▶ THE PROBLEM
Can you write out all the lines word for word, with no pictures?

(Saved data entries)
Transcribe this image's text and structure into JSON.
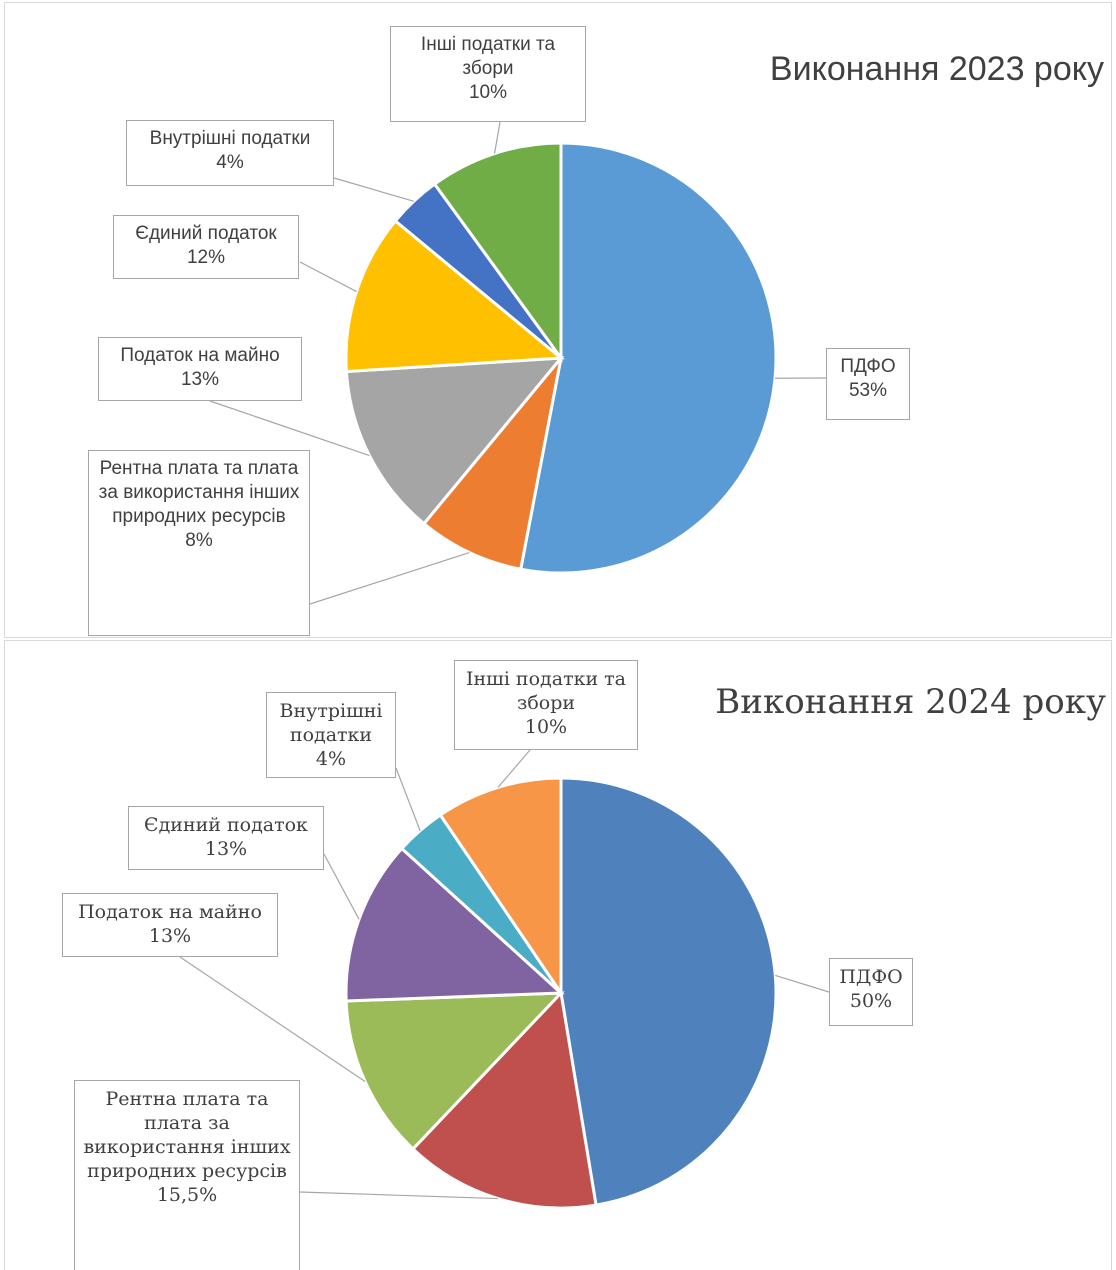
{
  "chart_data": [
    {
      "type": "pie",
      "title": "Виконання 2023 року",
      "categories": [
        "ПДФО",
        "Рентна плата та плата за використання інших природних ресурсів",
        "Податок на майно",
        "Єдиний податок",
        "Внутрішні податки",
        "Інші податки та збори"
      ],
      "values": [
        53,
        8,
        13,
        12,
        4,
        10
      ],
      "value_labels": [
        "53%",
        "8%",
        "13%",
        "12%",
        "4%",
        "10%"
      ],
      "colors": [
        "#5b9bd5",
        "#ed7d31",
        "#a5a5a5",
        "#ffc000",
        "#4472c4",
        "#70ad47"
      ]
    },
    {
      "type": "pie",
      "title": "Виконання 2024 року",
      "categories": [
        "ПДФО",
        "Рентна плата та плата за використання інших природних ресурсів",
        "Податок на майно",
        "Єдиний податок",
        "Внутрішні податки",
        "Інші податки та збори"
      ],
      "values": [
        50,
        15.5,
        13,
        13,
        4,
        10
      ],
      "value_labels": [
        "50%",
        "15,5%",
        "13%",
        "13%",
        "4%",
        "10%"
      ],
      "colors": [
        "#4f81bd",
        "#c0504d",
        "#9bbb59",
        "#8064a2",
        "#4bacc6",
        "#f79646"
      ]
    }
  ]
}
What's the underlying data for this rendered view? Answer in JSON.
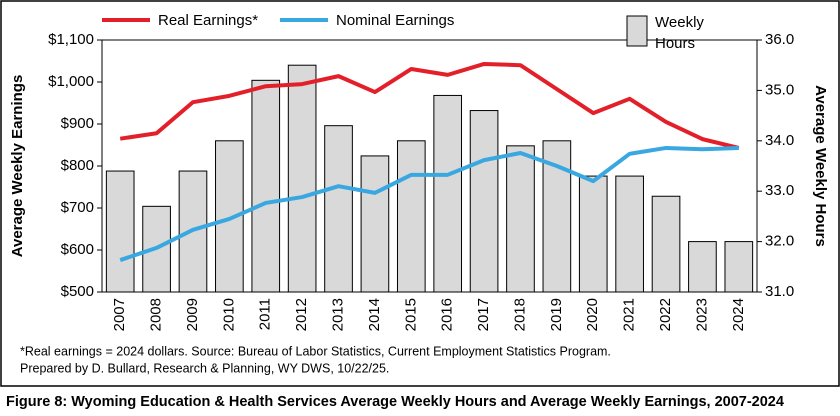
{
  "chart_data": {
    "type": "bar_line",
    "title": "Figure 8: Wyoming Education & Health Services Average Weekly Hours and Average Weekly Earnings, 2007-2024",
    "footnote": [
      "*Real earnings = 2024 dollars. Source: Bureau of Labor Statistics, Current Employment Statistics Program.",
      "Prepared by D. Bullard, Research & Planning, WY DWS, 10/22/25."
    ],
    "y_label": "Average Weekly Earnings",
    "y2_label": "Average Weekly Hours",
    "legend": "top",
    "categories": [
      "2007",
      "2008",
      "2009",
      "2010",
      "2011",
      "2012",
      "2013",
      "2014",
      "2015",
      "2016",
      "2017",
      "2018",
      "2019",
      "2020",
      "2021",
      "2022",
      "2023",
      "2024"
    ],
    "ylim": [
      500,
      1100
    ],
    "yticks": [
      {
        "value": 500,
        "label": "$500"
      },
      {
        "value": 600,
        "label": "$600"
      },
      {
        "value": 700,
        "label": "$700"
      },
      {
        "value": 800,
        "label": "$800"
      },
      {
        "value": 900,
        "label": "$900"
      },
      {
        "value": 1000,
        "label": "$1,000"
      },
      {
        "value": 1100,
        "label": "$1,100"
      }
    ],
    "y2lim": [
      31,
      36
    ],
    "y2ticks": [
      {
        "value": 31,
        "label": "31.0"
      },
      {
        "value": 32,
        "label": "32.0"
      },
      {
        "value": 33,
        "label": "33.0"
      },
      {
        "value": 34,
        "label": "34.0"
      },
      {
        "value": 35,
        "label": "35.0"
      },
      {
        "value": 36,
        "label": "36.0"
      }
    ],
    "series": [
      {
        "name": "Real Earnings*",
        "kind": "line",
        "color": "#e3202a",
        "values": [
          865,
          878,
          952,
          967,
          990,
          995,
          1014,
          976,
          1031,
          1017,
          1043,
          1040,
          983,
          926,
          960,
          905,
          864,
          843
        ]
      },
      {
        "name": "Nominal Earnings",
        "kind": "line",
        "color": "#3aa8e0",
        "values": [
          576,
          605,
          648,
          674,
          712,
          726,
          752,
          736,
          779,
          779,
          814,
          831,
          800,
          764,
          829,
          843,
          840,
          843
        ]
      },
      {
        "name": "Weekly Hours",
        "kind": "bar",
        "axis": "y2",
        "color": "#d9d9d9",
        "values": [
          33.4,
          32.7,
          33.4,
          34.0,
          35.2,
          35.5,
          34.3,
          33.7,
          34.0,
          34.9,
          34.6,
          33.9,
          34.0,
          33.3,
          33.3,
          32.9,
          32.0,
          32.0
        ]
      }
    ]
  }
}
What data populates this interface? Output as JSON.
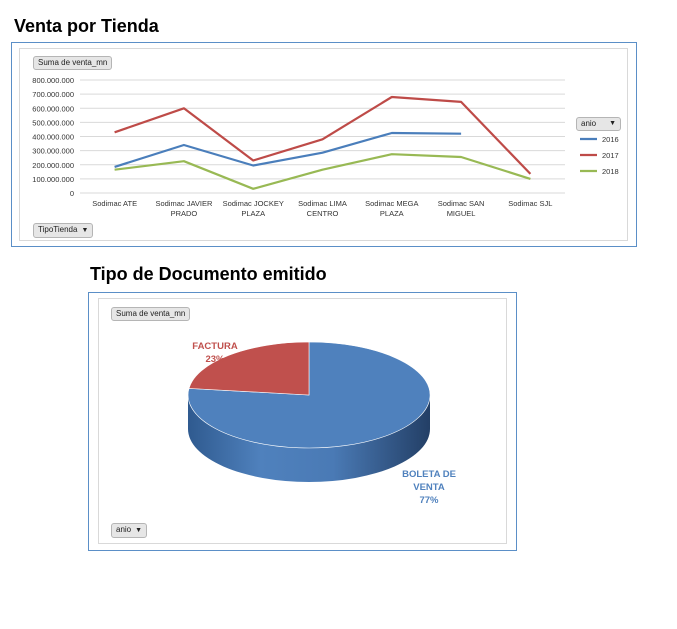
{
  "sheet": {
    "title_line": "Venta por Tienda",
    "title_pie": "Tipo de Documento emitido"
  },
  "line_chart": {
    "value_field_button": "Suma de venta_mn",
    "axis_field_button": "TipoTienda",
    "legend_field_button": "anio"
  },
  "pie_chart": {
    "value_field_button": "Suma de venta_mn",
    "legend_field_button": "anio"
  },
  "chart_data": [
    {
      "type": "line",
      "title": "Venta por Tienda",
      "categories": [
        [
          "Sodimac ATE"
        ],
        [
          "Sodimac JAVIER",
          "PRADO"
        ],
        [
          "Sodimac JOCKEY",
          "PLAZA"
        ],
        [
          "Sodimac LIMA",
          "CENTRO"
        ],
        [
          "Sodimac MEGA",
          "PLAZA"
        ],
        [
          "Sodimac SAN",
          "MIGUEL"
        ],
        [
          "Sodimac SJL"
        ]
      ],
      "series": [
        {
          "name": "2016",
          "color": "#4a7ebb",
          "values": [
            185000000,
            340000000,
            195000000,
            285000000,
            425000000,
            420000000,
            null
          ]
        },
        {
          "name": "2017",
          "color": "#be4b48",
          "values": [
            430000000,
            600000000,
            230000000,
            380000000,
            680000000,
            645000000,
            135000000
          ]
        },
        {
          "name": "2018",
          "color": "#98b954",
          "values": [
            165000000,
            225000000,
            30000000,
            165000000,
            275000000,
            255000000,
            100000000
          ]
        }
      ],
      "ylim": [
        0,
        800000000
      ],
      "yticks": [
        "800.000.000",
        "700.000.000",
        "600.000.000",
        "500.000.000",
        "400.000.000",
        "300.000.000",
        "200.000.000",
        "100.000.000",
        "0"
      ],
      "grid": true,
      "legend_position": "right"
    },
    {
      "type": "pie",
      "title": "Tipo de Documento emitido",
      "slices": [
        {
          "label_lines": [
            "BOLETA DE",
            "VENTA"
          ],
          "percent_label": "77%",
          "value": 77,
          "color": "#4f81bd",
          "label_color": "#4f81bd"
        },
        {
          "label_lines": [
            "FACTURA"
          ],
          "percent_label": "23%",
          "value": 23,
          "color": "#c0504d",
          "label_color": "#c0504d"
        }
      ]
    }
  ]
}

▶ ANSWER FOR THIS EXERCISE
Transcribe this image's text and structure into JSON.
{
  "chart_data": [
    {
      "type": "pie",
      "title": "Виконання 2023 року",
      "categories": [
        "ПДФО",
        "Рентна плата та плата за використання інших природних ресурсів",
        "Податок на майно",
        "Єдиний податок",
        "Внутрішні податки",
        "Інші податки та збори"
      ],
      "values": [
        53,
        8,
        13,
        12,
        4,
        10
      ],
      "value_labels": [
        "53%",
        "8%",
        "13%",
        "12%",
        "4%",
        "10%"
      ],
      "colors": [
        "#5b9bd5",
        "#ed7d31",
        "#a5a5a5",
        "#ffc000",
        "#4472c4",
        "#70ad47"
      ]
    },
    {
      "type": "pie",
      "title": "Виконання 2024 року",
      "categories": [
        "ПДФО",
        "Рентна плата та плата за використання інших природних ресурсів",
        "Податок на майно",
        "Єдиний податок",
        "Внутрішні податки",
        "Інші податки та збори"
      ],
      "values": [
        50,
        15.5,
        13,
        13,
        4,
        10
      ],
      "value_labels": [
        "50%",
        "15,5%",
        "13%",
        "13%",
        "4%",
        "10%"
      ],
      "colors": [
        "#4f81bd",
        "#c0504d",
        "#9bbb59",
        "#8064a2",
        "#4bacc6",
        "#f79646"
      ]
    }
  ]
}
What's the underlying data for this rendered view? Answer in JSON.
{
  "chart_data": {
    "type": "bar_line",
    "title": "Figure 8: Wyoming Education & Health Services Average Weekly Hours and Average Weekly Earnings, 2007-2024",
    "footnote": [
      "*Real earnings = 2024 dollars. Source: Bureau of Labor Statistics, Current Employment Statistics Program.",
      "Prepared by D. Bullard, Research & Planning, WY DWS, 10/22/25."
    ],
    "y_label": "Average Weekly Earnings",
    "y2_label": "Average Weekly Hours",
    "legend": "top",
    "categories": [
      "2007",
      "2008",
      "2009",
      "2010",
      "2011",
      "2012",
      "2013",
      "2014",
      "2015",
      "2016",
      "2017",
      "2018",
      "2019",
      "2020",
      "2021",
      "2022",
      "2023",
      "2024"
    ],
    "ylim": [
      500,
      1100
    ],
    "yticks": [
      {
        "value": 500,
        "label": "$500"
      },
      {
        "value": 600,
        "label": "$600"
      },
      {
        "value": 700,
        "label": "$700"
      },
      {
        "value": 800,
        "label": "$800"
      },
      {
        "value": 900,
        "label": "$900"
      },
      {
        "value": 1000,
        "label": "$1,000"
      },
      {
        "value": 1100,
        "label": "$1,100"
      }
    ],
    "y2lim": [
      31,
      36
    ],
    "y2ticks": [
      {
        "value": 31,
        "label": "31.0"
      },
      {
        "value": 32,
        "label": "32.0"
      },
      {
        "value": 33,
        "label": "33.0"
      },
      {
        "value": 34,
        "label": "34.0"
      },
      {
        "value": 35,
        "label": "35.0"
      },
      {
        "value": 36,
        "label": "36.0"
      }
    ],
    "series": [
      {
        "name": "Real Earnings*",
        "kind": "line",
        "color": "#e3202a",
        "values": [
          865,
          878,
          952,
          967,
          990,
          995,
          1014,
          976,
          1031,
          1017,
          1043,
          1040,
          983,
          926,
          960,
          905,
          864,
          843
        ]
      },
      {
        "name": "Nominal Earnings",
        "kind": "line",
        "color": "#3aa8e0",
        "values": [
          576,
          605,
          648,
          674,
          712,
          726,
          752,
          736,
          779,
          779,
          814,
          831,
          800,
          764,
          829,
          843,
          840,
          843
        ]
      },
      {
        "name": "Weekly Hours",
        "kind": "bar",
        "axis": "y2",
        "color": "#d9d9d9",
        "values": [
          33.4,
          32.7,
          33.4,
          34.0,
          35.2,
          35.5,
          34.3,
          33.7,
          34.0,
          34.9,
          34.6,
          33.9,
          34.0,
          33.3,
          33.3,
          32.9,
          32.0,
          32.0
        ]
      }
    ]
  }
}
What data populates this interface? Output as JSON.
{
  "sheet": {
    "title_line": "Venta por Tienda",
    "title_pie": "Tipo de Documento emitido"
  },
  "line_chart": {
    "value_field_button": "Suma de venta_mn",
    "axis_field_button": "TipoTienda",
    "legend_field_button": "anio"
  },
  "pie_chart": {
    "value_field_button": "Suma de venta_mn",
    "legend_field_button": "anio"
  },
  "chart_data": [
    {
      "type": "line",
      "title": "Venta por Tienda",
      "categories": [
        [
          "Sodimac ATE"
        ],
        [
          "Sodimac JAVIER",
          "PRADO"
        ],
        [
          "Sodimac JOCKEY",
          "PLAZA"
        ],
        [
          "Sodimac LIMA",
          "CENTRO"
        ],
        [
          "Sodimac MEGA",
          "PLAZA"
        ],
        [
          "Sodimac SAN",
          "MIGUEL"
        ],
        [
          "Sodimac SJL"
        ]
      ],
      "series": [
        {
          "name": "2016",
          "color": "#4a7ebb",
          "values": [
            185000000,
            340000000,
            195000000,
            285000000,
            425000000,
            420000000,
            null
          ]
        },
        {
          "name": "2017",
          "color": "#be4b48",
          "values": [
            430000000,
            600000000,
            230000000,
            380000000,
            680000000,
            645000000,
            135000000
          ]
        },
        {
          "name": "2018",
          "color": "#98b954",
          "values": [
            165000000,
            225000000,
            30000000,
            165000000,
            275000000,
            255000000,
            100000000
          ]
        }
      ],
      "ylim": [
        0,
        800000000
      ],
      "yticks": [
        "800.000.000",
        "700.000.000",
        "600.000.000",
        "500.000.000",
        "400.000.000",
        "300.000.000",
        "200.000.000",
        "100.000.000",
        "0"
      ],
      "grid": true,
      "legend_position": "right"
    },
    {
      "type": "pie",
      "title": "Tipo de Documento emitido",
      "slices": [
        {
          "label_lines": [
            "BOLETA DE",
            "VENTA"
          ],
          "percent_label": "77%",
          "value": 77,
          "color": "#4f81bd",
          "label_color": "#4f81bd"
        },
        {
          "label_lines": [
            "FACTURA"
          ],
          "percent_label": "23%",
          "value": 23,
          "color": "#c0504d",
          "label_color": "#c0504d"
        }
      ]
    }
  ]
}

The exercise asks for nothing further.